Problem to work on: Examine the material below and count the lines that hold the word "przepisy". Report only the number.

···

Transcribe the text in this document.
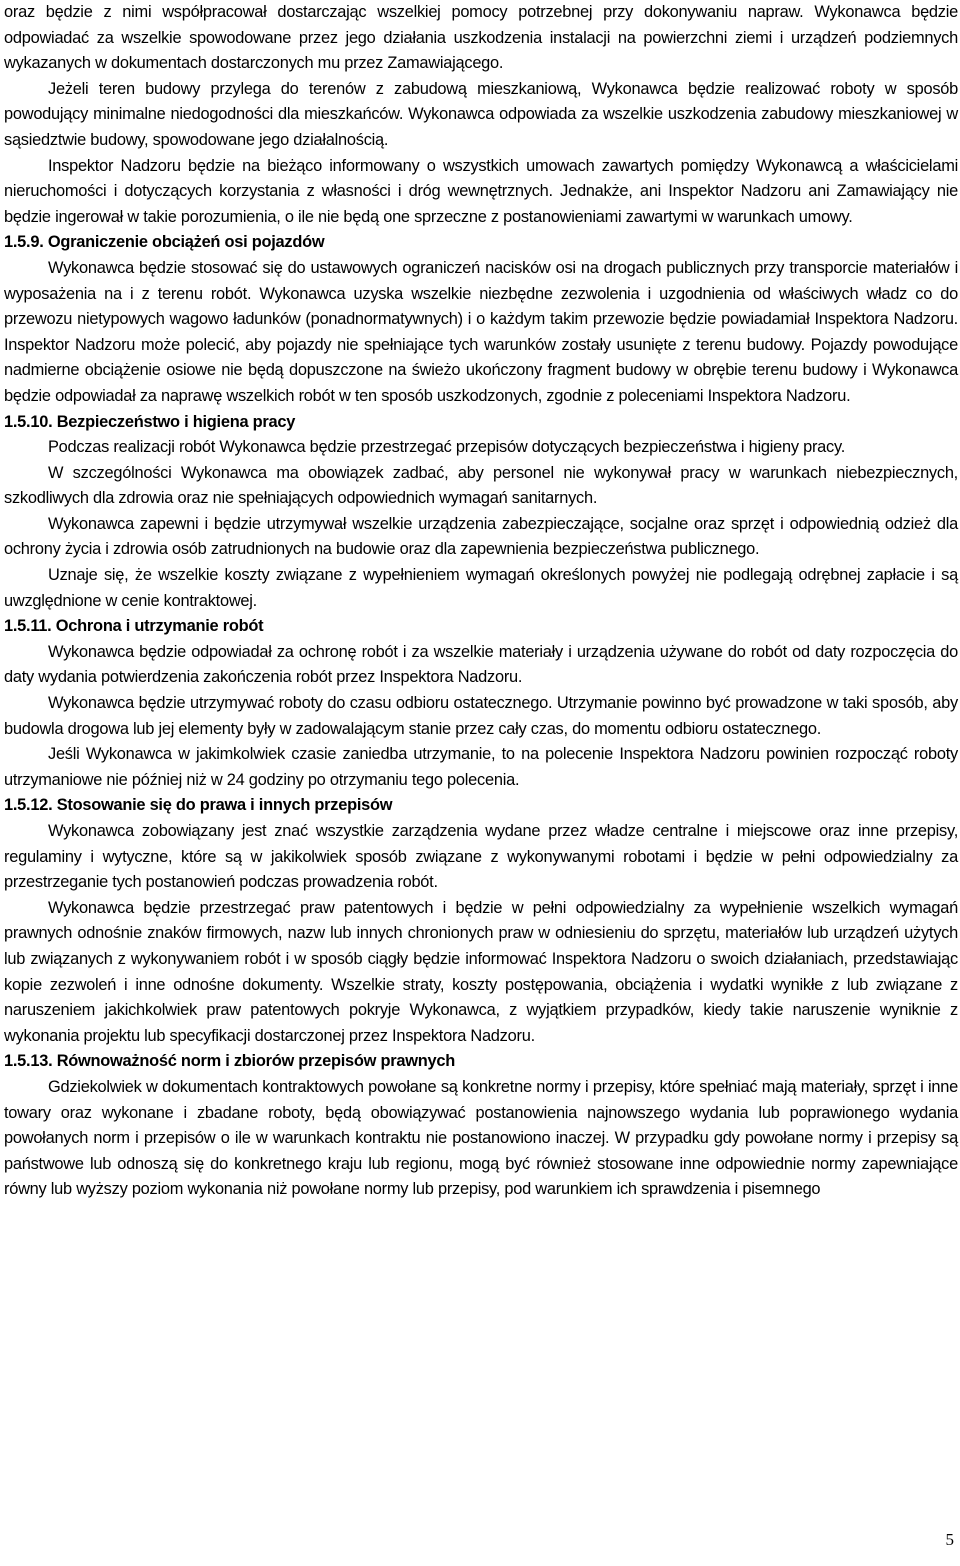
oraz będzie z nimi współpracował dostarczając wszelkiej pomocy potrzebnej przy dokonywaniu napraw. Wykonawca będzie odpowiadać za wszelkie spowodowane przez jego działania uszkodzenia instalacji na powierzchni ziemi i urządzeń podziemnych wykazanych w dokumentach dostarczonych mu przez Zamawiającego.

Jeżeli teren budowy przylega do terenów z zabudową mieszkaniową, Wykonawca będzie realizować roboty w sposób powodujący minimalne niedogodności dla mieszkańców. Wykonawca odpowiada za wszelkie uszkodzenia zabudowy mieszkaniowej w sąsiedztwie budowy, spowodowane jego działalnością.

Inspektor Nadzoru będzie na bieżąco informowany o wszystkich umowach zawartych pomiędzy Wykonawcą a właścicielami nieruchomości i dotyczących korzystania z własności i dróg wewnętrznych. Jednakże, ani Inspektor Nadzoru ani Zamawiający nie będzie ingerował w takie porozumienia, o ile nie będą one sprzeczne z postanowieniami zawartymi w warunkach umowy.

1.5.9. Ograniczenie obciążeń osi pojazdów

Wykonawca będzie stosować się do ustawowych ograniczeń nacisków osi na drogach publicznych przy transporcie materiałów i wyposażenia na i z terenu robót. Wykonawca uzyska wszelkie niezbędne zezwolenia i uzgodnienia od właściwych władz co do przewozu nietypowych wagowo ładunków (ponadnormatywnych) i o każdym takim przewozie będzie powiadamiał Inspektora Nadzoru. Inspektor Nadzoru może polecić, aby pojazdy nie spełniające tych warunków zostały usunięte z terenu budowy. Pojazdy powodujące nadmierne obciążenie osiowe nie będą dopuszczone na świeżo ukończony fragment budowy w obrębie terenu budowy i Wykonawca będzie odpowiadał za naprawę wszelkich robót w ten sposób uszkodzonych, zgodnie z poleceniami Inspektora Nadzoru.

1.5.10. Bezpieczeństwo i higiena pracy

Podczas realizacji robót Wykonawca będzie przestrzegać przepisów dotyczących bezpieczeństwa i higieny pracy.

W szczególności Wykonawca ma obowiązek zadbać, aby personel nie wykonywał pracy w warunkach niebezpiecznych, szkodliwych dla zdrowia oraz nie spełniających odpowiednich wymagań sanitarnych.

Wykonawca zapewni i będzie utrzymywał wszelkie urządzenia zabezpieczające, socjalne oraz sprzęt i odpowiednią odzież dla ochrony życia i zdrowia osób zatrudnionych na budowie oraz dla zapewnienia bezpieczeństwa publicznego.

Uznaje się, że wszelkie koszty związane z wypełnieniem wymagań określonych powyżej nie podlegają odrębnej zapłacie i są uwzględnione w cenie kontraktowej.

1.5.11. Ochrona i utrzymanie robót

Wykonawca będzie odpowiadał za ochronę robót i za wszelkie materiały i urządzenia używane do robót od daty rozpoczęcia do daty wydania potwierdzenia zakończenia robót przez Inspektora Nadzoru.

Wykonawca będzie utrzymywać roboty do czasu odbioru ostatecznego. Utrzymanie powinno być prowadzone w taki sposób, aby budowla drogowa lub jej elementy były w zadowalającym stanie przez cały czas, do momentu odbioru ostatecznego.

Jeśli Wykonawca w jakimkolwiek czasie zaniedba utrzymanie, to na polecenie Inspektora Nadzoru powinien rozpocząć roboty utrzymaniowe nie później niż w 24 godziny po otrzymaniu tego polecenia.

1.5.12. Stosowanie się do prawa i innych przepisów

Wykonawca zobowiązany jest znać wszystkie zarządzenia wydane przez władze centralne i miejscowe oraz inne przepisy, regulaminy i wytyczne, które są w jakikolwiek sposób związane z wykonywanymi robotami i będzie w pełni odpowiedzialny za przestrzeganie tych postanowień podczas prowadzenia robót.

Wykonawca będzie przestrzegać praw patentowych i będzie w pełni odpowiedzialny za wypełnienie wszelkich wymagań prawnych odnośnie znaków firmowych, nazw lub innych chronionych praw w odniesieniu do sprzętu, materiałów lub urządzeń użytych lub związanych z wykonywaniem robót i w sposób ciągły będzie informować Inspektora Nadzoru o swoich działaniach, przedstawiając kopie zezwoleń i inne odnośne dokumenty. Wszelkie straty, koszty postępowania, obciążenia i wydatki wynikłe z lub związane z naruszeniem jakichkolwiek praw patentowych pokryje Wykonawca, z wyjątkiem przypadków, kiedy takie naruszenie wyniknie z wykonania projektu lub specyfikacji dostarczonej przez Inspektora Nadzoru.

1.5.13. Równoważność norm i zbiorów przepisów prawnych

Gdziekolwiek w dokumentach kontraktowych powołane są konkretne normy i przepisy, które spełniać mają materiały, sprzęt i inne towary oraz wykonane i zbadane roboty, będą obowiązywać postanowienia najnowszego wydania lub poprawionego wydania powołanych norm i przepisów o ile w warunkach kontraktu nie postanowiono inaczej. W przypadku gdy powołane normy i przepisy są państwowe lub odnoszą się do konkretnego kraju lub regionu, mogą być również stosowane inne odpowiednie normy zapewniające równy lub wyższy poziom wykonania niż powołane normy lub przepisy, pod warunkiem ich sprawdzenia i pisemnego

5
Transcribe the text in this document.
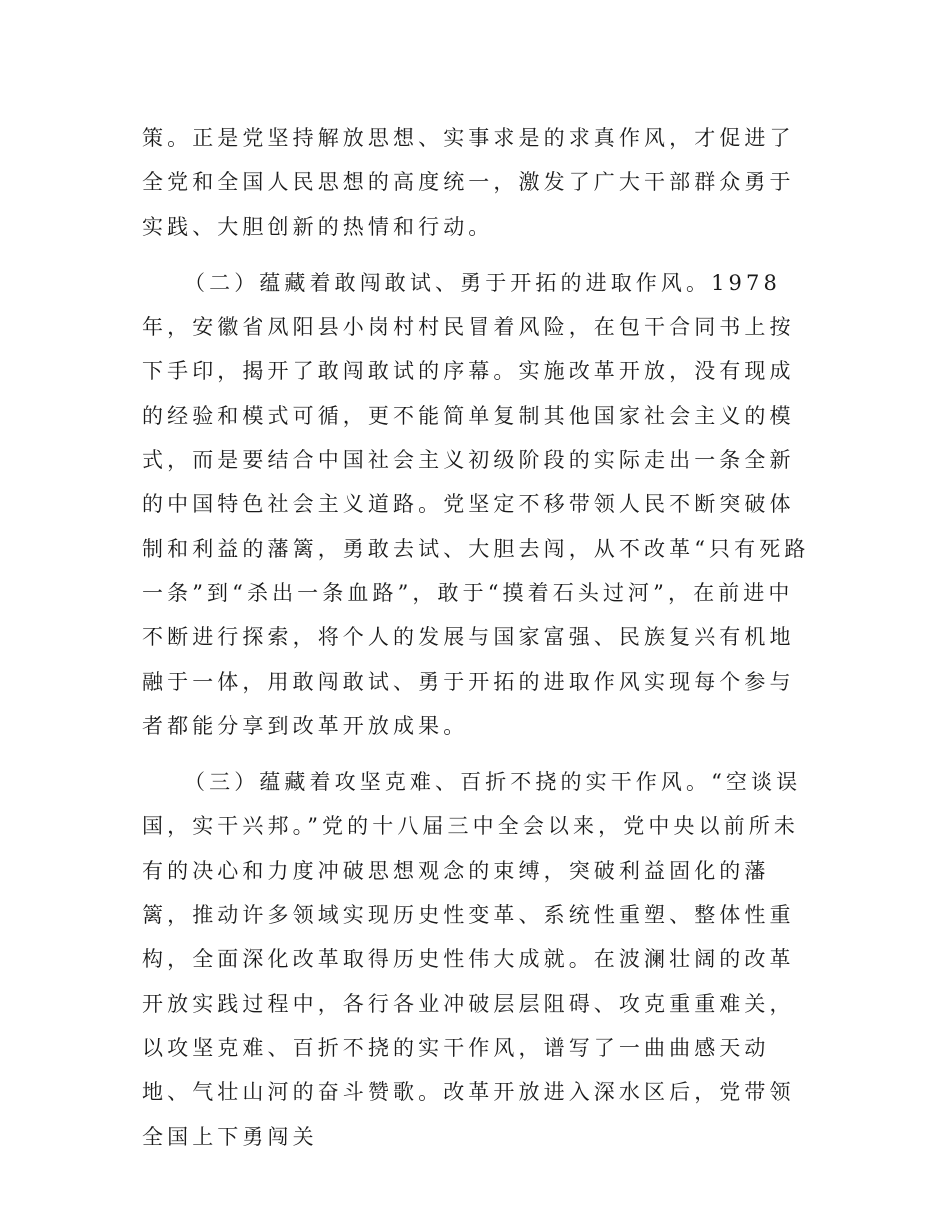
策。正是党坚持解放思想、实事求是的求真作风，才促进了全党和全国人民思想的高度统一，激发了广大干部群众勇于实践、大胆创新的热情和行动。

（二）蕴藏着敢闯敢试、勇于开拓的进取作风。1978年，安徽省凤阳县小岗村村民冒着风险，在包干合同书上按下手印，揭开了敢闯敢试的序幕。实施改革开放，没有现成的经验和模式可循，更不能简单复制其他国家社会主义的模式，而是要结合中国社会主义初级阶段的实际走出一条全新的中国特色社会主义道路。党坚定不移带领人民不断突破体制和利益的藩篱，勇敢去试、大胆去闯，从不改革“只有死路一条”到“杀出一条血路”，敢于“摸着石头过河”，在前进中不断进行探索，将个人的发展与国家富强、民族复兴有机地融于一体，用敢闯敢试、勇于开拓的进取作风实现每个参与者都能分享到改革开放成果。

（三）蕴藏着攻坚克难、百折不挠的实干作风。“空谈误国，实干兴邦。”党的十八届三中全会以来，党中央以前所未有的决心和力度冲破思想观念的束缚，突破利益固化的藩篱，推动许多领域实现历史性变革、系统性重塑、整体性重构，全面深化改革取得历史性伟大成就。在波澜壮阔的改革开放实践过程中，各行各业冲破层层阻碍、攻克重重难关，以攻坚克难、百折不挠的实干作风，谱写了一曲曲感天动地、气壮山河的奋斗赞歌。改革开放进入深水区后，党带领全国上下勇闯关
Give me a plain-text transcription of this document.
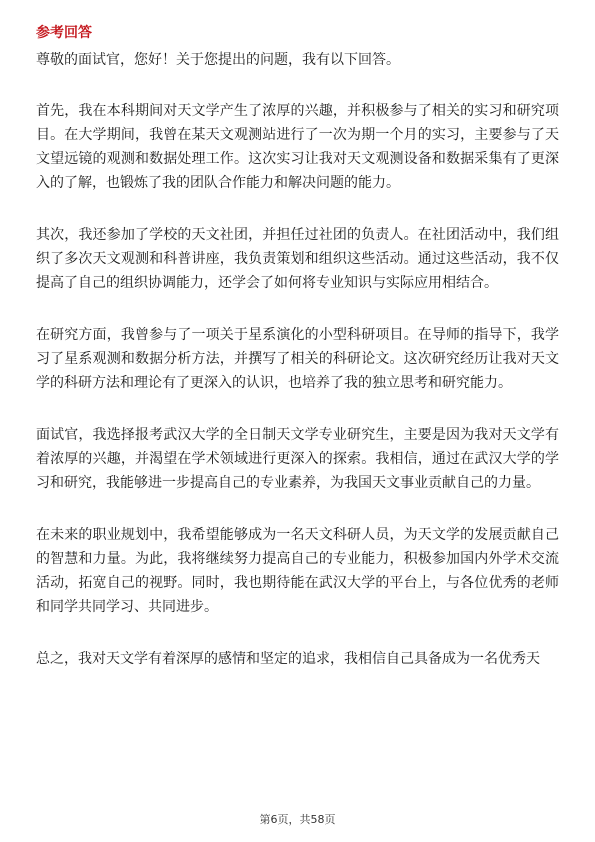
参考回答

尊敬的面试官，您好！关于您提出的问题，我有以下回答。

首先，我在本科期间对天文学产生了浓厚的兴趣，并积极参与了相关的实习和研究项目。在大学期间，我曾在某天文观测站进行了一次为期一个月的实习，主要参与了天文望远镜的观测和数据处理工作。这次实习让我对天文观测设备和数据采集有了更深入的了解，也锻炼了我的团队合作能力和解决问题的能力。

其次，我还参加了学校的天文社团，并担任过社团的负责人。在社团活动中，我们组织了多次天文观测和科普讲座，我负责策划和组织这些活动。通过这些活动，我不仅提高了自己的组织协调能力，还学会了如何将专业知识与实际应用相结合。

在研究方面，我曾参与了一项关于星系演化的小型科研项目。在导师的指导下，我学习了星系观测和数据分析方法，并撰写了相关的科研论文。这次研究经历让我对天文学的科研方法和理论有了更深入的认识，也培养了我的独立思考和研究能力。

面试官，我选择报考武汉大学的全日制天文学专业研究生，主要是因为我对天文学有着浓厚的兴趣，并渴望在学术领域进行更深入的探索。我相信，通过在武汉大学的学习和研究，我能够进一步提高自己的专业素养，为我国天文事业贡献自己的力量。

在未来的职业规划中，我希望能够成为一名天文科研人员，为天文学的发展贡献自己的智慧和力量。为此，我将继续努力提高自己的专业能力，积极参加国内外学术交流活动，拓宽自己的视野。同时，我也期待能在武汉大学的平台上，与各位优秀的老师和同学共同学习、共同进步。

总之，我对天文学有着深厚的感情和坚定的追求，我相信自己具备成为一名优秀天

第6页，共58页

···

Answer to the exercise: 2